___ Available data
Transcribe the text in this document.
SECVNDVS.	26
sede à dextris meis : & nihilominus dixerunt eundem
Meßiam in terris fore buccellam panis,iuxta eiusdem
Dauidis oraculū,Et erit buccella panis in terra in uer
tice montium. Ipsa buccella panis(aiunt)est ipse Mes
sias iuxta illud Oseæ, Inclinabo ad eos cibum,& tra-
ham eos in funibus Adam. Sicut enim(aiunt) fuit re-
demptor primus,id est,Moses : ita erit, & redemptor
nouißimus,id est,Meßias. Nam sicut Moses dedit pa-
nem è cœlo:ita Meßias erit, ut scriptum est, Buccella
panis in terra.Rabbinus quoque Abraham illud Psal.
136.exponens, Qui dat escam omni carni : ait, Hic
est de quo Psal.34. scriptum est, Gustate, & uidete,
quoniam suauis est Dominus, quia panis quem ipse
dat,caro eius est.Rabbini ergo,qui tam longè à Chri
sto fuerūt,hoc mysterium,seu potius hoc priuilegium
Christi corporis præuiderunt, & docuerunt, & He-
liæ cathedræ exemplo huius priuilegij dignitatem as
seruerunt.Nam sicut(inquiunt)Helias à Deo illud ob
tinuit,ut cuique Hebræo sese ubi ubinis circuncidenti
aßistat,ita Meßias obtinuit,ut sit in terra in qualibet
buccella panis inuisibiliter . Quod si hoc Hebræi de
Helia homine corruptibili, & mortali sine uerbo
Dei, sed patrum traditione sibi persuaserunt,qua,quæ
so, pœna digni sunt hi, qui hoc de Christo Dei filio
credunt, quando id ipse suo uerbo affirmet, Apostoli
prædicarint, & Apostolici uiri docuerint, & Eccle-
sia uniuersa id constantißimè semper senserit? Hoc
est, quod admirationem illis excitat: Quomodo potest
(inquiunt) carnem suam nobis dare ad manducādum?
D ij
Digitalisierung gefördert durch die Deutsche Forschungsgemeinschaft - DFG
______
Goal —
Filter the entries down to the lines containing "Psal". Copy each of those lines.

Result for this task —
panis in terra.Rabbinus quoque Abraham illud Psal.
est de quo Psal.34. scriptum est, Gustate, & uidete,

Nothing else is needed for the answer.